▶ Record extracts
★ ★ ★ ★ ★ ★ ★

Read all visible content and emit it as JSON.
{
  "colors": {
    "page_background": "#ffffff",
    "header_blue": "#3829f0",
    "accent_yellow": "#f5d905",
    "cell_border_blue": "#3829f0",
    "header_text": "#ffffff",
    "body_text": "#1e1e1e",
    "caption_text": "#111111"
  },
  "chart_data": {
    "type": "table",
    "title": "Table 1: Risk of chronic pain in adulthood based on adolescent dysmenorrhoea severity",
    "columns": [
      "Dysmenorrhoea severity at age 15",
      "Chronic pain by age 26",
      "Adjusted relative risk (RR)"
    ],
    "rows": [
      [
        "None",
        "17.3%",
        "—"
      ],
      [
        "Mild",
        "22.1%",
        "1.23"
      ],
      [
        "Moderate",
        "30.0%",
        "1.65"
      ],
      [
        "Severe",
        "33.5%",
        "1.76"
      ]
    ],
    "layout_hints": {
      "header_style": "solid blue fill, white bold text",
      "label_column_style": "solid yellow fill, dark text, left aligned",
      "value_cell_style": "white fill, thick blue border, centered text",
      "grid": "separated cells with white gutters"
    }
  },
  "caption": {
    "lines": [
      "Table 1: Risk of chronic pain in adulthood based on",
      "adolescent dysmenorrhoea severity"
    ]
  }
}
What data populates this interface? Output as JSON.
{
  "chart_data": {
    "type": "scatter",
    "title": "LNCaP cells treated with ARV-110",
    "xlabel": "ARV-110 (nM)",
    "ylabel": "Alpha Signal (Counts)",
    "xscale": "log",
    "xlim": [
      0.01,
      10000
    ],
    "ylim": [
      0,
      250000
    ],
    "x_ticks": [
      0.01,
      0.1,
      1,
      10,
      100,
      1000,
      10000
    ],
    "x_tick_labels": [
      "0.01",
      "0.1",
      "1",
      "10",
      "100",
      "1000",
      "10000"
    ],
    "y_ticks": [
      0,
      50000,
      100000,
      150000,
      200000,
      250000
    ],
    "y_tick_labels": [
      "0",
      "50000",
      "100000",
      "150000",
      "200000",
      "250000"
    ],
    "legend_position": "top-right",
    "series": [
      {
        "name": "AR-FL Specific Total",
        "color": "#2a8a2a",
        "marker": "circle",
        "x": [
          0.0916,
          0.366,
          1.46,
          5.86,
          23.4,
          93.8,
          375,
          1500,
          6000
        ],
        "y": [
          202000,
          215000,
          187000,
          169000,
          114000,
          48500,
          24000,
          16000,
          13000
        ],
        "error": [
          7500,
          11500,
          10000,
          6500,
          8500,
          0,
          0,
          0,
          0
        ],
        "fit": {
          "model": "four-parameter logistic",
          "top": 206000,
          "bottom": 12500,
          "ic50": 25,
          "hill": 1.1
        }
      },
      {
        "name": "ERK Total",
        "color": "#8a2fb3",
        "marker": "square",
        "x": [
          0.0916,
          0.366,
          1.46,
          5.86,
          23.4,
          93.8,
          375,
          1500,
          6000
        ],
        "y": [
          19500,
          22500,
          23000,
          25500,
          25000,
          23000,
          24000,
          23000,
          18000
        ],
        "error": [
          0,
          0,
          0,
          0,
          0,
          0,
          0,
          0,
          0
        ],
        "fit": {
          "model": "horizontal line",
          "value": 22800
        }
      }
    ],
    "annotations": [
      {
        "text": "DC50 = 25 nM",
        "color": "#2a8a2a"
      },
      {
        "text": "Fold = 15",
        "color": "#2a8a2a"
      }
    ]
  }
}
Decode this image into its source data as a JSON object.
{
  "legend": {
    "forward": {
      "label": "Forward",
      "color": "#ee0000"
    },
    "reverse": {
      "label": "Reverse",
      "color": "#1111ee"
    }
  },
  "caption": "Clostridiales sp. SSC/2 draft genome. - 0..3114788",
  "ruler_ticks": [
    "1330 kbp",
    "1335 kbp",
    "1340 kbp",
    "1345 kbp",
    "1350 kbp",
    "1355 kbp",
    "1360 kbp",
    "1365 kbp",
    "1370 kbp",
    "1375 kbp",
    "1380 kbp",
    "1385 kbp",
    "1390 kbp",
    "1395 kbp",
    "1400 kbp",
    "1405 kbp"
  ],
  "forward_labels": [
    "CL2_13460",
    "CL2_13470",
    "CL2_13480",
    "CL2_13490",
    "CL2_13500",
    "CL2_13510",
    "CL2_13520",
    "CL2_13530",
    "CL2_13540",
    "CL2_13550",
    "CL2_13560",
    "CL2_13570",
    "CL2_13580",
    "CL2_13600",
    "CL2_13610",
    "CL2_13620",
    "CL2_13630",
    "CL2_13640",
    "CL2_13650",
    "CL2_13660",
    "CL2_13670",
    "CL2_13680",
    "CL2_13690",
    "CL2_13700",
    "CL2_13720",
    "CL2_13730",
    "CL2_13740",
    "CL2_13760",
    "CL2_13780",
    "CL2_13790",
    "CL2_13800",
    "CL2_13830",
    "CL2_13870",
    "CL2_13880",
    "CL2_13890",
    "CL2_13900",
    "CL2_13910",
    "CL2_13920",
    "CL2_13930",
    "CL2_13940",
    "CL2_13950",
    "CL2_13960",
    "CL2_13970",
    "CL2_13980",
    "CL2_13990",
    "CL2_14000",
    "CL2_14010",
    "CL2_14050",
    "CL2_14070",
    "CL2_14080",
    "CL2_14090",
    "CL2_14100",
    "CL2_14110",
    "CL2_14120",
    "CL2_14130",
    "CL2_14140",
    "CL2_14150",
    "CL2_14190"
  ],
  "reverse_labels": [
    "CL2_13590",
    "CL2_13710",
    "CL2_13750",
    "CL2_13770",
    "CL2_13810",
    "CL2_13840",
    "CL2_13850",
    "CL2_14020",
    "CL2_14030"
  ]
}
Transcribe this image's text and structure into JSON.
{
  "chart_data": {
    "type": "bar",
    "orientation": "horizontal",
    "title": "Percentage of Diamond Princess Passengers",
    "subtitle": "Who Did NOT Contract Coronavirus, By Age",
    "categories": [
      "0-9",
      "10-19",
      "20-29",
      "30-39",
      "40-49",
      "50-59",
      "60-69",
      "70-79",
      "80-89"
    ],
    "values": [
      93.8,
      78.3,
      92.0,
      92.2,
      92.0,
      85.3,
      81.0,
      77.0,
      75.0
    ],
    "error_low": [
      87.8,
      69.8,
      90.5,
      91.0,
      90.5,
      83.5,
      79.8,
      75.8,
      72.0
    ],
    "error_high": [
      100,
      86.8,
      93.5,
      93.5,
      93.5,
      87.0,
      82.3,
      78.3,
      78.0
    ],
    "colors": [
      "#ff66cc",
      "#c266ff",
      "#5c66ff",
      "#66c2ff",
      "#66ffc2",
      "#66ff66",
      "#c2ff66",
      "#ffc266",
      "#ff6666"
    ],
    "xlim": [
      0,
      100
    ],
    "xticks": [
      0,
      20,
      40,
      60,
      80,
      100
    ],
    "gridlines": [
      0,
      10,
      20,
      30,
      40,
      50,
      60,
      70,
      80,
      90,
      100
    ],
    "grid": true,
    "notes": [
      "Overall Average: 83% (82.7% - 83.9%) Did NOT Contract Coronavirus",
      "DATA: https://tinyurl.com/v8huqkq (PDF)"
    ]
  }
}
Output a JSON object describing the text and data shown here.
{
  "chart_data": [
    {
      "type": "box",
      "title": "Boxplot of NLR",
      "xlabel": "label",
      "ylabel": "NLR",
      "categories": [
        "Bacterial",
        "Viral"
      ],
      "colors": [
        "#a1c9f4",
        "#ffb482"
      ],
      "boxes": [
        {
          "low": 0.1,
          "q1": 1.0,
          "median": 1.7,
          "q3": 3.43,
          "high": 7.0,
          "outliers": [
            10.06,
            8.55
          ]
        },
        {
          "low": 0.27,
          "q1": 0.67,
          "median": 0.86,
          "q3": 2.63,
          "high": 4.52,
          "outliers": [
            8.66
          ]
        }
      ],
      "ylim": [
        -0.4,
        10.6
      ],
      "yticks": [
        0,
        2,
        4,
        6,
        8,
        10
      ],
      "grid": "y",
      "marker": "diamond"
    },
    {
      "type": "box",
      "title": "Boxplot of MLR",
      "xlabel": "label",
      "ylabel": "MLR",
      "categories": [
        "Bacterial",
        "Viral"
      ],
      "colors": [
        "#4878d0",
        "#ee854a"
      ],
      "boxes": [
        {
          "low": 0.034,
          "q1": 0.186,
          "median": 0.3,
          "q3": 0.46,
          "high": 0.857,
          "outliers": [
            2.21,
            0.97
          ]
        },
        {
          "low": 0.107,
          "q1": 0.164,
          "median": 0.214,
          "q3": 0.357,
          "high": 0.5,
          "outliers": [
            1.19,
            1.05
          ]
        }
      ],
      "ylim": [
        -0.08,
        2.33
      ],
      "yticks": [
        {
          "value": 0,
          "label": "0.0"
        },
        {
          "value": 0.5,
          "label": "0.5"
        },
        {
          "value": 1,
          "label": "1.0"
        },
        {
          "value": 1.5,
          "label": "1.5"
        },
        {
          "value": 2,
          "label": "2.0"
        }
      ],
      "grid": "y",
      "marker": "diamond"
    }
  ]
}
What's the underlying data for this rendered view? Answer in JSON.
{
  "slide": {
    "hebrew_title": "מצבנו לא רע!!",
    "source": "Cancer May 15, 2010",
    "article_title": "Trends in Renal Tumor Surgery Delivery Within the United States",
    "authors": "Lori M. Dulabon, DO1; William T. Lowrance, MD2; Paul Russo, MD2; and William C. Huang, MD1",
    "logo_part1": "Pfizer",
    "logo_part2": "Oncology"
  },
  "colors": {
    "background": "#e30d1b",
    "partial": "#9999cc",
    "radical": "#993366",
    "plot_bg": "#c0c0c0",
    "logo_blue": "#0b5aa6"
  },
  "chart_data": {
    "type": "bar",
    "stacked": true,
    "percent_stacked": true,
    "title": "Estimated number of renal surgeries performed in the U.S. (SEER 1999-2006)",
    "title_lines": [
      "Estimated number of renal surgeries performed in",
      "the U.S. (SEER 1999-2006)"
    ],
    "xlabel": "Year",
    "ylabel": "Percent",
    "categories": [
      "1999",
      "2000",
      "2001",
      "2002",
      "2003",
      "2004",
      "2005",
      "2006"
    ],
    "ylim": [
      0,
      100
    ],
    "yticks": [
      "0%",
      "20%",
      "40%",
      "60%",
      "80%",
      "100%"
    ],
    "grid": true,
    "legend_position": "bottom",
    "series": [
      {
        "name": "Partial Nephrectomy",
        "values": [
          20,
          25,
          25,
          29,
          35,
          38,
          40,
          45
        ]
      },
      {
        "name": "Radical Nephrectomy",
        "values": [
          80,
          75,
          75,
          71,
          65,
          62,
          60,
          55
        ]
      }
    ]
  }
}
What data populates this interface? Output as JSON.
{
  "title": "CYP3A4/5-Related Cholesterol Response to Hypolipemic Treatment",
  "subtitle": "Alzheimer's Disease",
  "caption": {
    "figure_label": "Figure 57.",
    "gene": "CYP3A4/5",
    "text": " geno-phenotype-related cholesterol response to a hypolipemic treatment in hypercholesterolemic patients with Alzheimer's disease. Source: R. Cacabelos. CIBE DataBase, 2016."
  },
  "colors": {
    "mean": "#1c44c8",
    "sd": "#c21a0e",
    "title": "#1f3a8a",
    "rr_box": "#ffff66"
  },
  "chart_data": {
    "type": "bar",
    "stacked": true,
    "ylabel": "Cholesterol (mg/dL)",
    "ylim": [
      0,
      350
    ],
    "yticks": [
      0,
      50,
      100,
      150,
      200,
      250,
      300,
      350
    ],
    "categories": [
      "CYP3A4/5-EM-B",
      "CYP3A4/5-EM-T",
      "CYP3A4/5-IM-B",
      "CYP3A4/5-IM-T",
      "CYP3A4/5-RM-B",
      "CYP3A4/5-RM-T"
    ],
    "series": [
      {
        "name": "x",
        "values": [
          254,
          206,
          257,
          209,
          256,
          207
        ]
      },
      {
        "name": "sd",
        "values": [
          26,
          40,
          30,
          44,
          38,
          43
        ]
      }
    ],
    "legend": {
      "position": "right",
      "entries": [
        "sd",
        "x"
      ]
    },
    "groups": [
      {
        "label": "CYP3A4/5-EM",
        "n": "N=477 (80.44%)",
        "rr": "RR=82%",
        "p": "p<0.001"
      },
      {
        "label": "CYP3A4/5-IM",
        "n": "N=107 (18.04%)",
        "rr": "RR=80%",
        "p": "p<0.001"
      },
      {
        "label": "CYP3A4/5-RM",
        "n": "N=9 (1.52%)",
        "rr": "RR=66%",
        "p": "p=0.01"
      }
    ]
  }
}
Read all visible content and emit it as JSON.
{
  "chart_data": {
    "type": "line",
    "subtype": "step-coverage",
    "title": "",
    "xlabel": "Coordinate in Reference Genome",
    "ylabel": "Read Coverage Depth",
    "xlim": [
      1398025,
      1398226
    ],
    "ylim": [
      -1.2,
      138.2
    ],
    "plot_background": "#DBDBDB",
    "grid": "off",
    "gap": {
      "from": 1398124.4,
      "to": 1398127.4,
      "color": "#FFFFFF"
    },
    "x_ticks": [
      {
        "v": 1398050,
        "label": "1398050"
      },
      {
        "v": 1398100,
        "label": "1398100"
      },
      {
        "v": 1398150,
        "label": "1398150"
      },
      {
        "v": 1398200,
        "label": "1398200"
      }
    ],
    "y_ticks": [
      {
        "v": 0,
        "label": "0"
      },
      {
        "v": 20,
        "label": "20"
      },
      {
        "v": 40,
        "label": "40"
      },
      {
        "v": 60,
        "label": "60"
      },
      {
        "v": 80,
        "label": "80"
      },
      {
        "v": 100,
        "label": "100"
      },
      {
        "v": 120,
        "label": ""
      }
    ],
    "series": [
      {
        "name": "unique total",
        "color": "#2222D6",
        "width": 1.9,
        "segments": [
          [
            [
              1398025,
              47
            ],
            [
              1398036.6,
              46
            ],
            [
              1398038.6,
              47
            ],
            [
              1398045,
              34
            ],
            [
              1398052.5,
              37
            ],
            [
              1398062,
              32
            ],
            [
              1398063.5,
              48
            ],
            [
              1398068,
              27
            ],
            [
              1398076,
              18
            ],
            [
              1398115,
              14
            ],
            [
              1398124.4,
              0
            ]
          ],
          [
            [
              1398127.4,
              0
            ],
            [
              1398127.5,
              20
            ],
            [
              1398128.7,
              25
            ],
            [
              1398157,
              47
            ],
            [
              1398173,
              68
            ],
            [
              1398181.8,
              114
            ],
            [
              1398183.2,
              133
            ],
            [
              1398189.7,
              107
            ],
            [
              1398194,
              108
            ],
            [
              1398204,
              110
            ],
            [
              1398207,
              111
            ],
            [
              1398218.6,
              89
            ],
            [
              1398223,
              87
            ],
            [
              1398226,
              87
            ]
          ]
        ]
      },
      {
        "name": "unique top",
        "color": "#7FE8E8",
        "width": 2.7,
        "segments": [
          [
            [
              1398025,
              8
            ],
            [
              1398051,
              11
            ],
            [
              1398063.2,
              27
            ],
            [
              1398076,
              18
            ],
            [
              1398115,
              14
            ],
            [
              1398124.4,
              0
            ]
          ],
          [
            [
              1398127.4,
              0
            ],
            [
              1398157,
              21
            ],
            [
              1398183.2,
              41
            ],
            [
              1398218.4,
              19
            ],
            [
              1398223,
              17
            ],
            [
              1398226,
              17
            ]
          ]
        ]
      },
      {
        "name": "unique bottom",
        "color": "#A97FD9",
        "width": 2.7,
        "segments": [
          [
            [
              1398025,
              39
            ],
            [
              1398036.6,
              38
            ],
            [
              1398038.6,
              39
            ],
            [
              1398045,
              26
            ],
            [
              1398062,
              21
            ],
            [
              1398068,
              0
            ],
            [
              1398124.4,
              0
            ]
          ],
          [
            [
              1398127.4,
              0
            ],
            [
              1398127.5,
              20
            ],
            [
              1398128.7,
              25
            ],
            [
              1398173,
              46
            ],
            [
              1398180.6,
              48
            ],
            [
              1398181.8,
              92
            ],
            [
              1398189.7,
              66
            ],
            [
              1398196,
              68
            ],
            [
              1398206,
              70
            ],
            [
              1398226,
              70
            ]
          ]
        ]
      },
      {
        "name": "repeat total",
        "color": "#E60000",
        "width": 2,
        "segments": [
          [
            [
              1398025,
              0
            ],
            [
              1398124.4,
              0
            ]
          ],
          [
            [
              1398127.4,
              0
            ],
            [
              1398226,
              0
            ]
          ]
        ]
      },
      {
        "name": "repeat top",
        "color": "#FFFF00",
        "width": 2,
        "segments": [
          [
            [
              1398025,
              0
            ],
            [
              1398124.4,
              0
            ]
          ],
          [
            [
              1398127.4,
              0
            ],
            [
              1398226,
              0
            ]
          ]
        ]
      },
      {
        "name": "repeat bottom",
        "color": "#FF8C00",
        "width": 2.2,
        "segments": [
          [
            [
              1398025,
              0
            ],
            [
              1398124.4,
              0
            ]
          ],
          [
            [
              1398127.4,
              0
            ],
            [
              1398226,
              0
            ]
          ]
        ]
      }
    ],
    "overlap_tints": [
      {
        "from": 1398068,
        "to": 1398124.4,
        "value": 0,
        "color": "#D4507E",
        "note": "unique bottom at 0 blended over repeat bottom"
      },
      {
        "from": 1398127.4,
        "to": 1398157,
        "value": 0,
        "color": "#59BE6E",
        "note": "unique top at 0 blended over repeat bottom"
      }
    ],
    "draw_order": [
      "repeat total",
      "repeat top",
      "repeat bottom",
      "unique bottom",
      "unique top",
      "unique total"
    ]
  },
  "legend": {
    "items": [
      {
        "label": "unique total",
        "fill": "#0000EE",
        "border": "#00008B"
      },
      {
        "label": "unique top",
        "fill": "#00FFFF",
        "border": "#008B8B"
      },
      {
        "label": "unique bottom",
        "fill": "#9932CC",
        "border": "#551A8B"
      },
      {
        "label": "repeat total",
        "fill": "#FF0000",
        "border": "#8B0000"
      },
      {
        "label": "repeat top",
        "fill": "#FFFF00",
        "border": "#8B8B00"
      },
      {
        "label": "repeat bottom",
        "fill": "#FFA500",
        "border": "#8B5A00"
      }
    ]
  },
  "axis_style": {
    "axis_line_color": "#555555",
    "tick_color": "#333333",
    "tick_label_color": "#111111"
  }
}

★ ★ ★ ★ ★ ★ ★

▶ About this exercise
Go through the listing above and locate each line that holds the word "white". Copy those lines.

▶ Finished task
      "header_style": "solid blue fill, white bold text",
      "value_cell_style": "white fill, thick blue border, centered text",
      "grid": "separated cells with white gutters"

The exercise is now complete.